* _Exercise objective_
Here are some entries; quote each one exactly.

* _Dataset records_
• • • • •

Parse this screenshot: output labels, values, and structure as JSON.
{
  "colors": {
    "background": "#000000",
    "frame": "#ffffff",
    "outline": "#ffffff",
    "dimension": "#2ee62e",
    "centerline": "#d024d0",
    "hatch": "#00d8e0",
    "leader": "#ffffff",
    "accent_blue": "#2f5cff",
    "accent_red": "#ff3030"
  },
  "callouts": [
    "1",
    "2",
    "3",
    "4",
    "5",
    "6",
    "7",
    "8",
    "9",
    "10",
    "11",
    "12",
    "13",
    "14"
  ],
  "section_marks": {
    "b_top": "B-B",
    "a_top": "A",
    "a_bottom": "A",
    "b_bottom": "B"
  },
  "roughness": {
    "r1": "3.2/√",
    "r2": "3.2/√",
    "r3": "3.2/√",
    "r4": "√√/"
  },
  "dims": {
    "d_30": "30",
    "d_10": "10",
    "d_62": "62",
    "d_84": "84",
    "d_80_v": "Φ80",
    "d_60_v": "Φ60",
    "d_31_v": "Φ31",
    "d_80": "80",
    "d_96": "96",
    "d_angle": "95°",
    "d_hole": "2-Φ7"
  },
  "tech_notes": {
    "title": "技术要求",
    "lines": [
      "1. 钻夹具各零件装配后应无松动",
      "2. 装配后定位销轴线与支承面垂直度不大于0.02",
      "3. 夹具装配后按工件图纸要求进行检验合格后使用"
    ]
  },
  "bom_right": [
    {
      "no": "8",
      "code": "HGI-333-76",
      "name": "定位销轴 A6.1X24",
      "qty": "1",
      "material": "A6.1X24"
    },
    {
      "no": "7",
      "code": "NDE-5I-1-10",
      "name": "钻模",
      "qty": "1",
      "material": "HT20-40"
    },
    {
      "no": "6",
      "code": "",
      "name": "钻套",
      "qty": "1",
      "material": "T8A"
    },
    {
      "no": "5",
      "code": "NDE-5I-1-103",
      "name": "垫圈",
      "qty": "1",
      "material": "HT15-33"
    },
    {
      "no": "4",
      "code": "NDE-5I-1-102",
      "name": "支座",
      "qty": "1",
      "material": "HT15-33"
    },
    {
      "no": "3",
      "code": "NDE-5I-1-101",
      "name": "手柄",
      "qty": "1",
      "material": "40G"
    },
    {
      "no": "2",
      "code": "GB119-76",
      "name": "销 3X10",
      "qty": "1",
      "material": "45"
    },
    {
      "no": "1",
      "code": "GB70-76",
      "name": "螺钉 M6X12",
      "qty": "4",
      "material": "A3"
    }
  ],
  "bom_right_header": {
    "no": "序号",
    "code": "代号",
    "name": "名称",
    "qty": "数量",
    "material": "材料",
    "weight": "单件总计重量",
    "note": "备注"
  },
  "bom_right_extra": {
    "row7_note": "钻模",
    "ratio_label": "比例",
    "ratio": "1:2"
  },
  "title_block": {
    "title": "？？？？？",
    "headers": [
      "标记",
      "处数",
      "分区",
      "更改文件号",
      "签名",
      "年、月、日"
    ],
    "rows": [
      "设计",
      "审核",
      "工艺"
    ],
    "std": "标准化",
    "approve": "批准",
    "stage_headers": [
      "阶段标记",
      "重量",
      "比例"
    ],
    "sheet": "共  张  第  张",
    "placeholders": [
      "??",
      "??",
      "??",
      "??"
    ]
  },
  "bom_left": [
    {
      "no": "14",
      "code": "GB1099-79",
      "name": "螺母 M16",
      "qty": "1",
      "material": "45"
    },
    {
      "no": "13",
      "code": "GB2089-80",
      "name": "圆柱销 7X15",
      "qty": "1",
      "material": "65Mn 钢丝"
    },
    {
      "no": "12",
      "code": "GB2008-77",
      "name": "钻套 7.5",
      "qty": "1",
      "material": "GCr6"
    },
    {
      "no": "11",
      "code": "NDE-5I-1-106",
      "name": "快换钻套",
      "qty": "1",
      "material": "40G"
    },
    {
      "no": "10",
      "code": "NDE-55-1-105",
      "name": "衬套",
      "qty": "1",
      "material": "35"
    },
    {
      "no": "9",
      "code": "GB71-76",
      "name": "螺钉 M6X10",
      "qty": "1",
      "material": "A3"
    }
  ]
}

• • • • •

* _Output of the task_
Parse this screenshot: output labels, values, and structure as JSON.
{
  "colors": {
    "background": "#000000",
    "frame": "#ffffff",
    "outline": "#ffffff",
    "dimension": "#2ee62e",
    "centerline": "#d024d0",
    "hatch": "#00d8e0",
    "leader": "#ffffff",
    "accent_blue": "#2f5cff",
    "accent_red": "#ff3030"
  },
  "callouts": [
    "1",
    "2",
    "3",
    "4",
    "5",
    "6",
    "7",
    "8",
    "9",
    "10",
    "11",
    "12",
    "13",
    "14"
  ],
  "section_marks": {
    "b_top": "B-B",
    "a_top": "A",
    "a_bottom": "A",
    "b_bottom": "B"
  },
  "roughness": {
    "r1": "3.2/√",
    "r2": "3.2/√",
    "r3": "3.2/√",
    "r4": "√√/"
  },
  "dims": {
    "d_30": "30",
    "d_10": "10",
    "d_62": "62",
    "d_84": "84",
    "d_80_v": "Φ80",
    "d_60_v": "Φ60",
    "d_31_v": "Φ31",
    "d_80": "80",
    "d_96": "96",
    "d_angle": "95°",
    "d_hole": "2-Φ7"
  },
  "tech_notes": {
    "title": "技术要求",
    "lines": [
      "1. 钻夹具各零件装配后应无松动",
      "2. 装配后定位销轴线与支承面垂直度不大于0.02",
      "3. 夹具装配后按工件图纸要求进行检验合格后使用"
    ]
  },
  "bom_right": [
    {
      "no": "8",
      "code": "HGI-333-76",
      "name": "定位销轴 A6.1X24",
      "qty": "1",
      "material": "A6.1X24"
    },
    {
      "no": "7",
      "code": "NDE-5I-1-10",
      "name": "钻模",
      "qty": "1",
      "material": "HT20-40"
    },
    {
      "no": "6",
      "code": "",
      "name": "钻套",
      "qty": "1",
      "material": "T8A"
    },
    {
      "no": "5",
      "code": "NDE-5I-1-103",
      "name": "垫圈",
      "qty": "1",
      "material": "HT15-33"
    },
    {
      "no": "4",
      "code": "NDE-5I-1-102",
      "name": "支座",
      "qty": "1",
      "material": "HT15-33"
    },
    {
      "no": "3",
      "code": "NDE-5I-1-101",
      "name": "手柄",
      "qty": "1",
      "material": "40G"
    },
    {
      "no": "2",
      "code": "GB119-76",
      "name": "销 3X10",
      "qty": "1",
      "material": "45"
    },
    {
      "no": "1",
      "code": "GB70-76",
      "name": "螺钉 M6X12",
      "qty": "4",
      "material": "A3"
    }
  ],
  "bom_right_header": {
    "no": "序号",
    "code": "代号",
    "name": "名称",
    "qty": "数量",
    "material": "材料",
    "weight": "单件总计重量",
    "note": "备注"
  },
  "bom_right_extra": {
    "row7_note": "钻模",
    "ratio_label": "比例",
    "ratio": "1:2"
  },
  "title_block": {
    "title": "？？？？？",
    "headers": [
      "标记",
      "处数",
      "分区",
      "更改文件号",
      "签名",
      "年、月、日"
    ],
    "rows": [
      "设计",
      "审核",
      "工艺"
    ],
    "std": "标准化",
    "approve": "批准",
    "stage_headers": [
      "阶段标记",
      "重量",
      "比例"
    ],
    "sheet": "共  张  第  张",
    "placeholders": [
      "??",
      "??",
      "??",
      "??"
    ]
  },
  "bom_left": [
    {
      "no": "14",
      "code": "GB1099-79",
      "name": "螺母 M16",
      "qty": "1",
      "material": "45"
    },
    {
      "no": "13",
      "code": "GB2089-80",
      "name": "圆柱销 7X15",
      "qty": "1",
      "material": "65Mn 钢丝"
    },
    {
      "no": "12",
      "code": "GB2008-77",
      "name": "钻套 7.5",
      "qty": "1",
      "material": "GCr6"
    },
    {
      "no": "11",
      "code": "NDE-5I-1-106",
      "name": "快换钻套",
      "qty": "1",
      "material": "40G"
    },
    {
      "no": "10",
      "code": "NDE-55-1-105",
      "name": "衬套",
      "qty": "1",
      "material": "35"
    },
    {
      "no": "9",
      "code": "GB71-76",
      "name": "螺钉 M6X10",
      "qty": "1",
      "material": "A3"
    }
  ]
}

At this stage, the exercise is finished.